Actions to take
A. In the article on traders and Trump tweets, reproduce the text from "Bloomberg estimates that, under" up to and including "a $2 trillion loss.".
B. In the article on traders and Trump tweets, what erosion in market value does Bloomberg estimate could result from a full percentage point increase in yields?

** begin Selected passage **

Traders don’t concern themselves with Trump tweets anymore

What the Business Media is Reporting

After the November 2016 presidential election, the new rallying cry was the “Trump Effect” as supporters of the newly minted president sold the narrative that Mr. Trump’s administration would be good for the financial markets and the economy as a whole.  Mr. Trump’s Twitter pronouncements on NAFTA, manufacturing, and trade with China seemed to embolden markets, but as noted in this article in The Financial Times, Mr. Trump’s tweets no longer get the attention of traders.

What is getting the attention of traders?  According to Bloomberg.com, among trader concerns are the dovish comments of central banks.  The Federal Reserve has been signaling that it may take a break from rate hikes.  Low yielding debt, according to Bloomberg analysis, has been scaring investors, however, increases in yields scare asset managers given the threat to values that result from the inverse relationship between yields and asset prices.

Bloomberg estimates that, under the rule of duration,  a full percentage point increase in yields could result in a seven percent erosion in market value.  The bond markets may be looking at a $2 trillion loss.

** end Selected passage **
** begin Data extract **

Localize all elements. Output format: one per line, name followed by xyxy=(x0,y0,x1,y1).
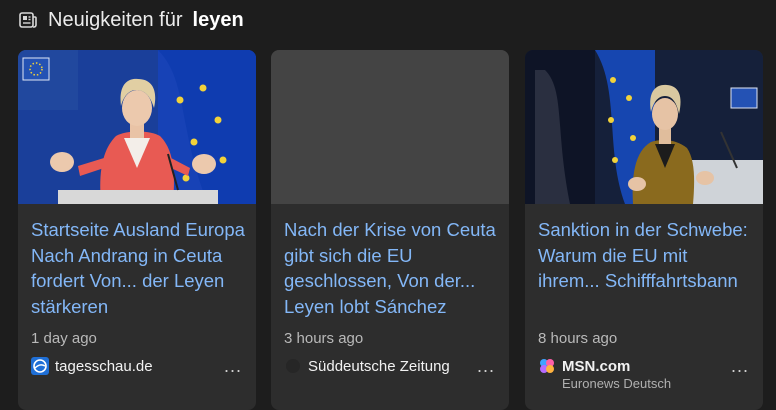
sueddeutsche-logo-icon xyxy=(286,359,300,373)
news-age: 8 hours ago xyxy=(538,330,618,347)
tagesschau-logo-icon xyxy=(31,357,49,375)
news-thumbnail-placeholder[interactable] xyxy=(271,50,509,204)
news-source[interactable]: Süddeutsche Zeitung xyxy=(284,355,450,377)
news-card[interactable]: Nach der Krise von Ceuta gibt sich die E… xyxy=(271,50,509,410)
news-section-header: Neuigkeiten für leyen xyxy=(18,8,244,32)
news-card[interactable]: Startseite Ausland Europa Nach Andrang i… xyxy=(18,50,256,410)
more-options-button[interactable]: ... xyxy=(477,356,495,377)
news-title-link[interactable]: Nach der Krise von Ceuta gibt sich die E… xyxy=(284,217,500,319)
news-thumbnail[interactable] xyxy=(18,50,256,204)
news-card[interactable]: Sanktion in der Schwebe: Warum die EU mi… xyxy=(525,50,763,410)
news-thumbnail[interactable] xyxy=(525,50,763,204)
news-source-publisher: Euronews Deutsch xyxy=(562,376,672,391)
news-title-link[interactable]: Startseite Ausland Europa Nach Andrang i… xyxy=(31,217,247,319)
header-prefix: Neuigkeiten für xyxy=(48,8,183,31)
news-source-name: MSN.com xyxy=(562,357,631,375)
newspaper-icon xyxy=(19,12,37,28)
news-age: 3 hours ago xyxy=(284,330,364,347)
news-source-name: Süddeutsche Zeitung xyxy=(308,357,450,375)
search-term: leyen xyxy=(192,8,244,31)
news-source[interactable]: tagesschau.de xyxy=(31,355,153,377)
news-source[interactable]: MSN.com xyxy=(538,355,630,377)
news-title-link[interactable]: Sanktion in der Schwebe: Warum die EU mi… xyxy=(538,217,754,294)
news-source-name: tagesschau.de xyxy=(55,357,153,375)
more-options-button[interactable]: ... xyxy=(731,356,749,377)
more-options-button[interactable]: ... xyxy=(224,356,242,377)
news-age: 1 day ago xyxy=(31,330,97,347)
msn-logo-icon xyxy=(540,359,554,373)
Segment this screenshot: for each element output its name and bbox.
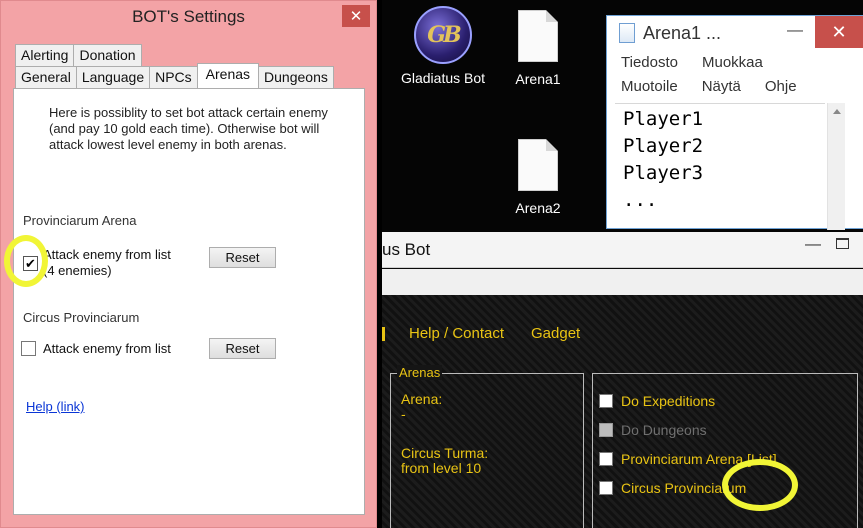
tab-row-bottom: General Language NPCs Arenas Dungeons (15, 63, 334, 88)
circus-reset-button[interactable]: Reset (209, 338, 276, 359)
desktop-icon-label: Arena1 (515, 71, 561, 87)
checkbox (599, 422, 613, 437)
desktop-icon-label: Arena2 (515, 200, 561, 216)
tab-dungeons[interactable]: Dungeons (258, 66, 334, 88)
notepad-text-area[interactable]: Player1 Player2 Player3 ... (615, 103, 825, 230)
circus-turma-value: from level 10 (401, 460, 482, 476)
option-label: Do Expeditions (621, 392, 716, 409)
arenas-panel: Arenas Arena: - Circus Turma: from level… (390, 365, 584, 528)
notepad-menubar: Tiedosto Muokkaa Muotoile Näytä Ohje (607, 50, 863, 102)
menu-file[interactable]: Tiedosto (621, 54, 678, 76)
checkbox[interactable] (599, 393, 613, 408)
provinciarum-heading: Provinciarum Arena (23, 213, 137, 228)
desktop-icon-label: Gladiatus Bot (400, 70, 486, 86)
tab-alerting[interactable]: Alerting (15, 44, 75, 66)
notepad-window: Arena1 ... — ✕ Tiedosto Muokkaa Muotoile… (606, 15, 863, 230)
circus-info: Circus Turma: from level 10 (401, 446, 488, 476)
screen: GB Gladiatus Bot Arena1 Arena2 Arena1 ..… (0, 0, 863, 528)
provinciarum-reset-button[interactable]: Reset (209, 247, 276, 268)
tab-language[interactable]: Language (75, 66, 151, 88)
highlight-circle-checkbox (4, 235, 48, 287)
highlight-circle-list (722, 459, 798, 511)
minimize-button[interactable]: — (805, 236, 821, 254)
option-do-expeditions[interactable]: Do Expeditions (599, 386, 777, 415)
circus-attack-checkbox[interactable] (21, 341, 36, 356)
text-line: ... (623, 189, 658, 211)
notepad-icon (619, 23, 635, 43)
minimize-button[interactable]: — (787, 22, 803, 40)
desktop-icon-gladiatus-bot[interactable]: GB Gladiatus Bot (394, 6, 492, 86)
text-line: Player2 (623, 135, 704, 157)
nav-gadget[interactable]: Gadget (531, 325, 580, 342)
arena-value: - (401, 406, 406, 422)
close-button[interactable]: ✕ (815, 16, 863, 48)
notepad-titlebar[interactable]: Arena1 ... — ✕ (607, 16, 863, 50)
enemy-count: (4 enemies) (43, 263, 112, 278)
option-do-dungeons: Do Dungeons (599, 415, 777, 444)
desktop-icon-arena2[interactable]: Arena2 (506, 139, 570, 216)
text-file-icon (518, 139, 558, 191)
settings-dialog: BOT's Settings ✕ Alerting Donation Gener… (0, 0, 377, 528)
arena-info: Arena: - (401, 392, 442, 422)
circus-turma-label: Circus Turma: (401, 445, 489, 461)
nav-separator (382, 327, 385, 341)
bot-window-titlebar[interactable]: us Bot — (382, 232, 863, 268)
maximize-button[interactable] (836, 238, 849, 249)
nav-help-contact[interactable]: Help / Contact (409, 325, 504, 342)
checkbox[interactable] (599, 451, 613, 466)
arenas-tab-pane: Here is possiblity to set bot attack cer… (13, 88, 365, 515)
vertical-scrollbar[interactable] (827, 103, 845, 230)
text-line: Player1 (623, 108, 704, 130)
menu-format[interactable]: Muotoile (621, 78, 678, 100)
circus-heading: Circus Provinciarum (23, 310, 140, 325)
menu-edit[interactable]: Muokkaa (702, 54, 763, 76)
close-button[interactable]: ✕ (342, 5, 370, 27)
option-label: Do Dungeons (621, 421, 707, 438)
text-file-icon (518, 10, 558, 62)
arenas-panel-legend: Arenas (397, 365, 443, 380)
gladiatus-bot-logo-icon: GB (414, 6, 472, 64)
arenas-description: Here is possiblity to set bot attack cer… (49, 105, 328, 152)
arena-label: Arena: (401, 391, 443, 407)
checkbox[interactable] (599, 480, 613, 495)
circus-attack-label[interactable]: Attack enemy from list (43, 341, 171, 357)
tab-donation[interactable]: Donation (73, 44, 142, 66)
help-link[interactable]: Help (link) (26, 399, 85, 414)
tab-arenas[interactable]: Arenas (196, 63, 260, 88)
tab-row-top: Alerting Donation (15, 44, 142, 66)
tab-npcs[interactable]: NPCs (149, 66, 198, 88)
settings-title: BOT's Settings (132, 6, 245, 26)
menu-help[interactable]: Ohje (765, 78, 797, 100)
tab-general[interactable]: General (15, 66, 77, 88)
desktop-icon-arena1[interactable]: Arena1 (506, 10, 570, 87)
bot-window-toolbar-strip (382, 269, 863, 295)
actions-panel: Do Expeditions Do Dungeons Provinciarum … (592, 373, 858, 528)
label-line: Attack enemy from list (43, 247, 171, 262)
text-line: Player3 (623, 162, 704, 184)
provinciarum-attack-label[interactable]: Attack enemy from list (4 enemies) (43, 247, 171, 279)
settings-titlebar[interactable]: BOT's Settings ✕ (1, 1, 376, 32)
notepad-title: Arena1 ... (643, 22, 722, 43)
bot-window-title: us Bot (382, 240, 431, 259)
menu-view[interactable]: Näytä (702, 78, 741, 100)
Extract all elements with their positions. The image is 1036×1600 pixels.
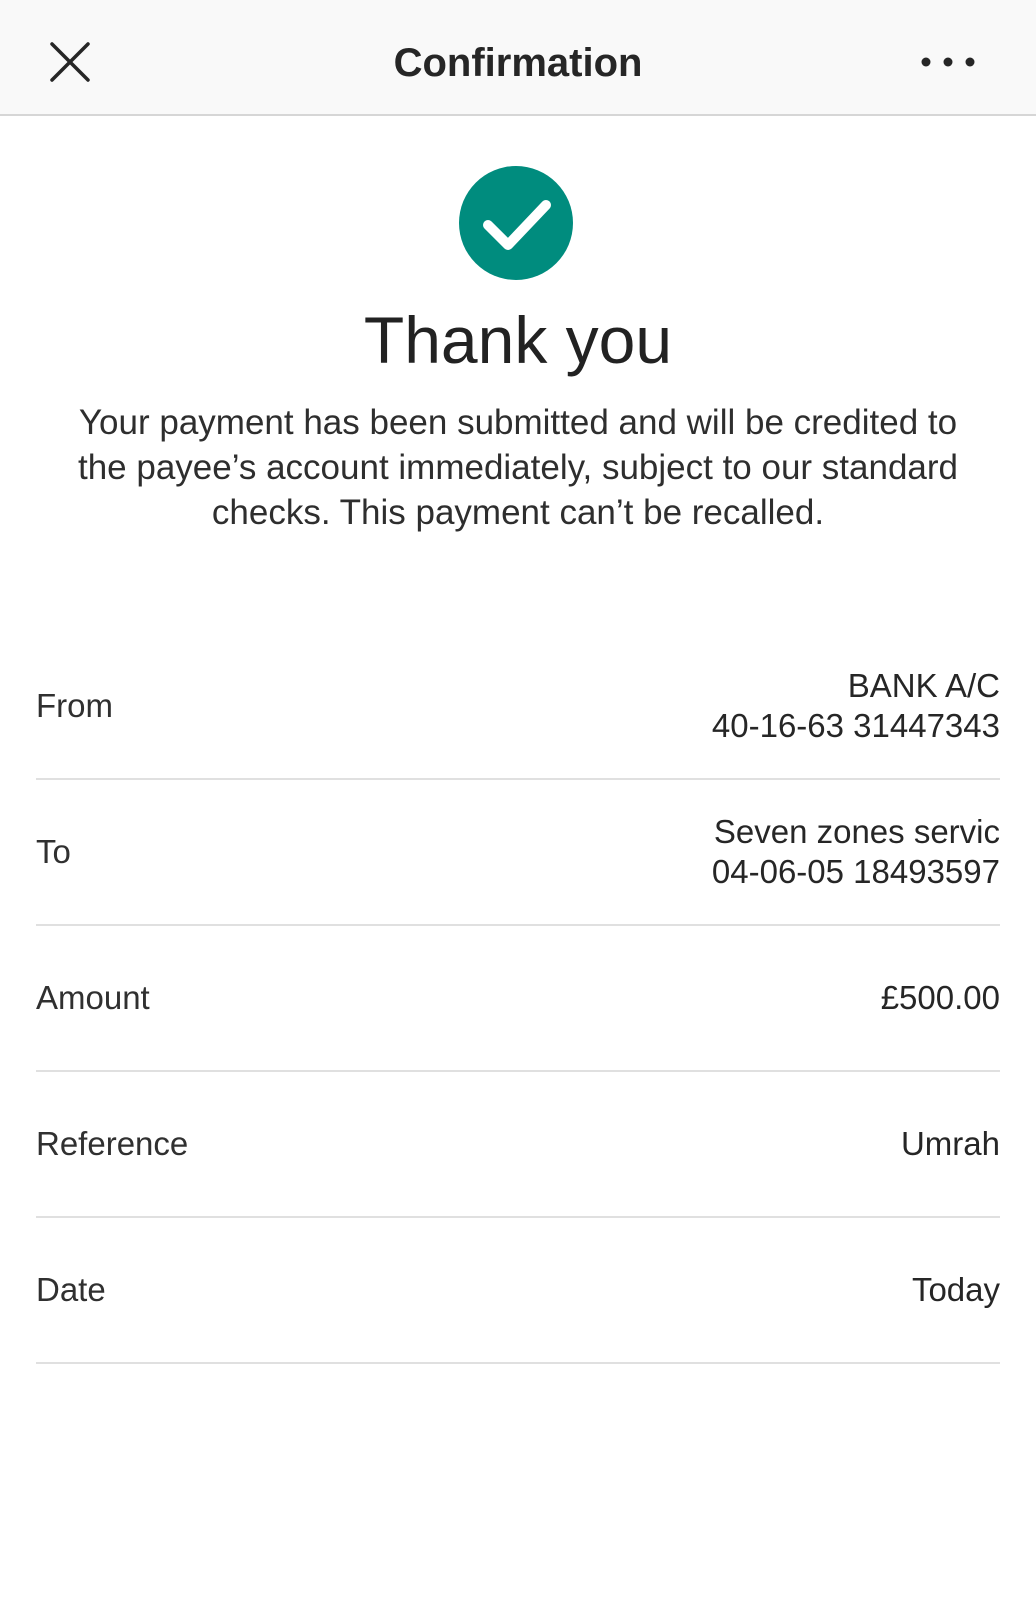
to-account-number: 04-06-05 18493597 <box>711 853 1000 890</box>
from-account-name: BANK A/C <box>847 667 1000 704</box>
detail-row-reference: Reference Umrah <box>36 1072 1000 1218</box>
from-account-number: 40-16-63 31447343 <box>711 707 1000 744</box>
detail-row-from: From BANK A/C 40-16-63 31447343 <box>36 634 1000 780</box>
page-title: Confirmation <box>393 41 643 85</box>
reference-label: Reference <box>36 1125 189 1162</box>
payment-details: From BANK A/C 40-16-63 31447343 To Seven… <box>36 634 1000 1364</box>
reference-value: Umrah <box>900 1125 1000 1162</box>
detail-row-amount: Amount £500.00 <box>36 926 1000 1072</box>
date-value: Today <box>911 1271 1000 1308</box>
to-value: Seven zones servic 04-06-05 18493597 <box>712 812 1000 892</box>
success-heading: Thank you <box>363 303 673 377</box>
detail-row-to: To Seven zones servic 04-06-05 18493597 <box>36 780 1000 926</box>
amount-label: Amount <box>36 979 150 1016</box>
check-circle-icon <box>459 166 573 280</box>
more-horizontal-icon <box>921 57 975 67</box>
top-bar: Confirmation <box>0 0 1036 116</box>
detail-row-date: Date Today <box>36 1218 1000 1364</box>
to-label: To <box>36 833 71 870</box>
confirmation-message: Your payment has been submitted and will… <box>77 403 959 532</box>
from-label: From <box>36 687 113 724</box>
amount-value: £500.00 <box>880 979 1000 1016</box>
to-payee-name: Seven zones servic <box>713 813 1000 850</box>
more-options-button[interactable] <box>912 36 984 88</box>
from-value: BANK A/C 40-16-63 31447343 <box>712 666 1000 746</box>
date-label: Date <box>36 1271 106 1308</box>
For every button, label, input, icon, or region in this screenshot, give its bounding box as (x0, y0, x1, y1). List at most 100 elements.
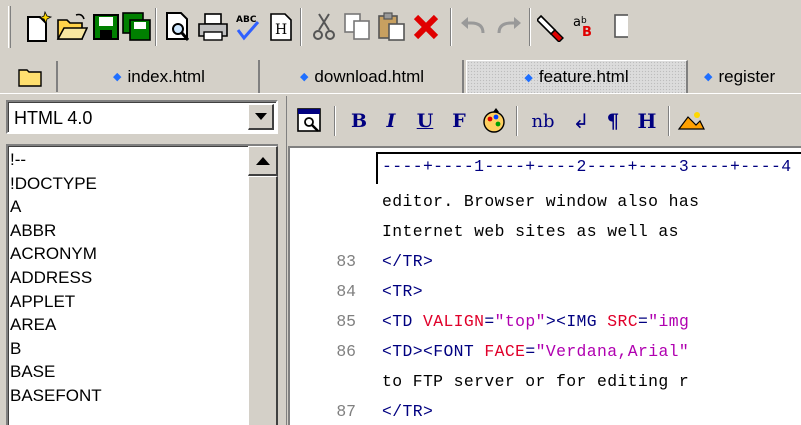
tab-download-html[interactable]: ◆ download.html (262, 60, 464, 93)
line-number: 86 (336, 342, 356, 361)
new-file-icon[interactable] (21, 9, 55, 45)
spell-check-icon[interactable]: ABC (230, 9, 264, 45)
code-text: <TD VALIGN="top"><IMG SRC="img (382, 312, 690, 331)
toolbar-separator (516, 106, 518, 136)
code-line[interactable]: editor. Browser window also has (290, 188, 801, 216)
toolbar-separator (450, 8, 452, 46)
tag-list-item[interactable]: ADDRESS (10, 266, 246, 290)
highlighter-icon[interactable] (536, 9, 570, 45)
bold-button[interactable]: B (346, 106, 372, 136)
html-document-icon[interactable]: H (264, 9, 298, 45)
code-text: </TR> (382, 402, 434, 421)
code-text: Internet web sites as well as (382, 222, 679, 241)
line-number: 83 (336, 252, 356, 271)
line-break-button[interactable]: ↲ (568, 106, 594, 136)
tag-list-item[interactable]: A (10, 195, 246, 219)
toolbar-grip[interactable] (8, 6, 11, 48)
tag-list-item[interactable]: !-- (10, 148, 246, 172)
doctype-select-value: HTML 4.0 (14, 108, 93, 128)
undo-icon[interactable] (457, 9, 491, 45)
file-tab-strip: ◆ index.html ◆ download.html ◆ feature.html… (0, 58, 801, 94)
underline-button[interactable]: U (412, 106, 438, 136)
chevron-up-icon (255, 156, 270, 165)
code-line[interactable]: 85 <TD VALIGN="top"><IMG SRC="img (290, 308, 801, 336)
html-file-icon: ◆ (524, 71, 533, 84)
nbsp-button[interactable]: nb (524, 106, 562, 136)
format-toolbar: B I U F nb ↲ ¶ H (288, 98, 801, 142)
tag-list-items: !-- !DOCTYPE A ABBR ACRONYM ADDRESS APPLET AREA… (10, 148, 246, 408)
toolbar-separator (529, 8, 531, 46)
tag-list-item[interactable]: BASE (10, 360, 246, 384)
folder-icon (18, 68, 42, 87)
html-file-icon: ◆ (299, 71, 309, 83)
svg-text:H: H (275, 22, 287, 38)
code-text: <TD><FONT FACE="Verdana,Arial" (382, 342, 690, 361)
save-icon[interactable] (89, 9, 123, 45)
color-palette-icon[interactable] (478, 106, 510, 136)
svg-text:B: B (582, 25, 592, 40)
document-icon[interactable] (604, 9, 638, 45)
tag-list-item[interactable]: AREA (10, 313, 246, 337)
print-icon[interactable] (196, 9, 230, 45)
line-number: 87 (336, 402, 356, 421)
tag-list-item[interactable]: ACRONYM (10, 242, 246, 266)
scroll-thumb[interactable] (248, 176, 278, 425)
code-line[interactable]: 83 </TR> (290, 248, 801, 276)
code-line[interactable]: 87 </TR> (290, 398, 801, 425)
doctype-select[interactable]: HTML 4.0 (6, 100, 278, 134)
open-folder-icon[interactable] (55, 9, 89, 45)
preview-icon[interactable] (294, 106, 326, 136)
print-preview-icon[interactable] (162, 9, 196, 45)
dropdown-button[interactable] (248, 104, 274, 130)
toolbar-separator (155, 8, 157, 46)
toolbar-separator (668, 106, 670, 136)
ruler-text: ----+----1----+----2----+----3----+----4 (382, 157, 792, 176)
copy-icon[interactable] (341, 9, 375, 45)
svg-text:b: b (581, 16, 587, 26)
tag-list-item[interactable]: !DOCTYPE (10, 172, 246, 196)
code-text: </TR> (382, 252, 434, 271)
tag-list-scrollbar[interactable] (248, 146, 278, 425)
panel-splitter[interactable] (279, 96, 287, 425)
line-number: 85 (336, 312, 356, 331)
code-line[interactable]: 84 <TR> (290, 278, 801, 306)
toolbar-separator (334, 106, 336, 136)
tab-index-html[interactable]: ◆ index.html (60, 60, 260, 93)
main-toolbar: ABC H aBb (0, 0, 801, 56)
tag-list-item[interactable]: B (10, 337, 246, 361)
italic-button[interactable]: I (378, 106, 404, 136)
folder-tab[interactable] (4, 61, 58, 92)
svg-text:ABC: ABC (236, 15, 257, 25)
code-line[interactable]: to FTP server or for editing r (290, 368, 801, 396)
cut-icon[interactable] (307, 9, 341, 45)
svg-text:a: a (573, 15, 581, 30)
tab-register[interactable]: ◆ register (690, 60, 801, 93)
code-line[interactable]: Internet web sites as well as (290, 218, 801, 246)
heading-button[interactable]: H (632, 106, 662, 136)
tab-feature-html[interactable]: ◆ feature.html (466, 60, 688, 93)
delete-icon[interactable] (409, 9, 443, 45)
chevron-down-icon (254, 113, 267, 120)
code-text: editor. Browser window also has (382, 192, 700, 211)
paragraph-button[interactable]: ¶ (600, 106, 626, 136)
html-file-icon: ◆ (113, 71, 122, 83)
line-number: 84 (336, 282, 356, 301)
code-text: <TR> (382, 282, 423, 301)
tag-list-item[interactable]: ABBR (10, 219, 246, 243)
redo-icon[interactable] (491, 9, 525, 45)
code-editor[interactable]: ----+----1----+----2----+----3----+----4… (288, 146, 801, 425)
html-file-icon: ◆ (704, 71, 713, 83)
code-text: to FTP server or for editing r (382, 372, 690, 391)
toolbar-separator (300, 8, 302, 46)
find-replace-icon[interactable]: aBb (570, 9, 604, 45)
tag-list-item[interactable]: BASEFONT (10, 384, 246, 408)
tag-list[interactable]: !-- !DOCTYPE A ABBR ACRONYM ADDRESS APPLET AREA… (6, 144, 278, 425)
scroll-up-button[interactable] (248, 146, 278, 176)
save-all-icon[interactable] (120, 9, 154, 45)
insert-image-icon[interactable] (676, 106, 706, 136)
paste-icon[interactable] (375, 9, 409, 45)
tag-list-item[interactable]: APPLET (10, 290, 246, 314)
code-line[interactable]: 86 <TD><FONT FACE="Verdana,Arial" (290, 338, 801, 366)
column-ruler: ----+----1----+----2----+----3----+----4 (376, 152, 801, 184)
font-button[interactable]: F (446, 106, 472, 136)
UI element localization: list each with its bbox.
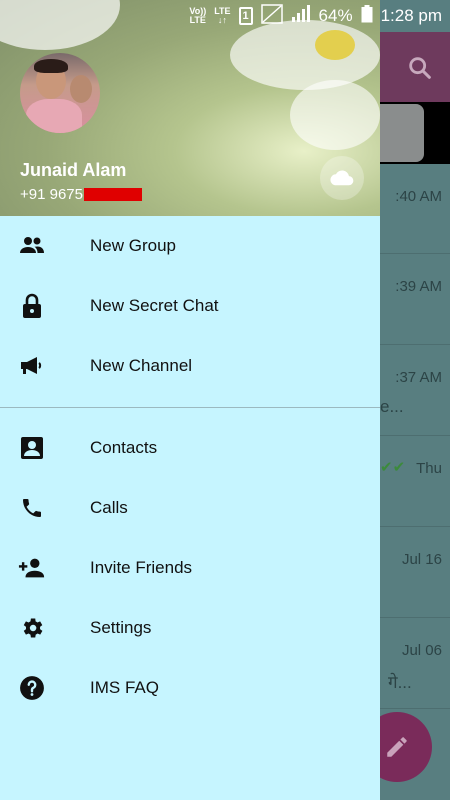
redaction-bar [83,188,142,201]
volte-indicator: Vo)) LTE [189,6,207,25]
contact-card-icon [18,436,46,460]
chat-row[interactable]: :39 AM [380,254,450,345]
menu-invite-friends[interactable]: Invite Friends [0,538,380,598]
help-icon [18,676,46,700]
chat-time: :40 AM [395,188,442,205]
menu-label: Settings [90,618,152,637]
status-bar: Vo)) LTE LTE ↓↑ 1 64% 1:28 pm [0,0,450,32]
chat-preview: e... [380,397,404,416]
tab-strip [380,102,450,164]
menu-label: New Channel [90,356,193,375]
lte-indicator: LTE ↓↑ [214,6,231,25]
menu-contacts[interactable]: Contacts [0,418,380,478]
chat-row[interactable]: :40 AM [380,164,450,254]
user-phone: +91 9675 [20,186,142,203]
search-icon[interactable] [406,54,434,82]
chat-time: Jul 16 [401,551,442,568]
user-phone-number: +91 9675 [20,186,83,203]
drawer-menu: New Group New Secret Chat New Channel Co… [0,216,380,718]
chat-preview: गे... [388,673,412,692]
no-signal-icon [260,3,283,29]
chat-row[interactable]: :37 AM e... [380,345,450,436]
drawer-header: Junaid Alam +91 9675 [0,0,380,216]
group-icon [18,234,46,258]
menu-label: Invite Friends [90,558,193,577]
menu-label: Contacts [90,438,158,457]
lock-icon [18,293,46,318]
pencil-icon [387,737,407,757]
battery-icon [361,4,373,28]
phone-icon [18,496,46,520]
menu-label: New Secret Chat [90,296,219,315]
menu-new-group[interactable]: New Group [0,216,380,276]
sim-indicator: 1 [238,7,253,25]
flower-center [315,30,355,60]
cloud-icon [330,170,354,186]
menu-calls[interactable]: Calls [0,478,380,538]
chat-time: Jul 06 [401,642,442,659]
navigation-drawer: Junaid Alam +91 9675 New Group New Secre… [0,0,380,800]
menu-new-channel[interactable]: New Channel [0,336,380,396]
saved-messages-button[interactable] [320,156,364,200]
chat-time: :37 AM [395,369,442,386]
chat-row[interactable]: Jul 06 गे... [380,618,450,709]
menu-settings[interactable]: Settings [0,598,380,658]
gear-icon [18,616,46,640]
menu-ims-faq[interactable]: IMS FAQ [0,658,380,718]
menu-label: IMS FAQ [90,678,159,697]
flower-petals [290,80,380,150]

** end Data extract **

Responses to the exercise
A.
Bloomberg estimates that, under the rule of duration,  a full percentage point increase in yields could result in a seven percent erosion in market value.  The bond markets may be looking at a $2 trillion loss.

B. A seven percent erosion in market value.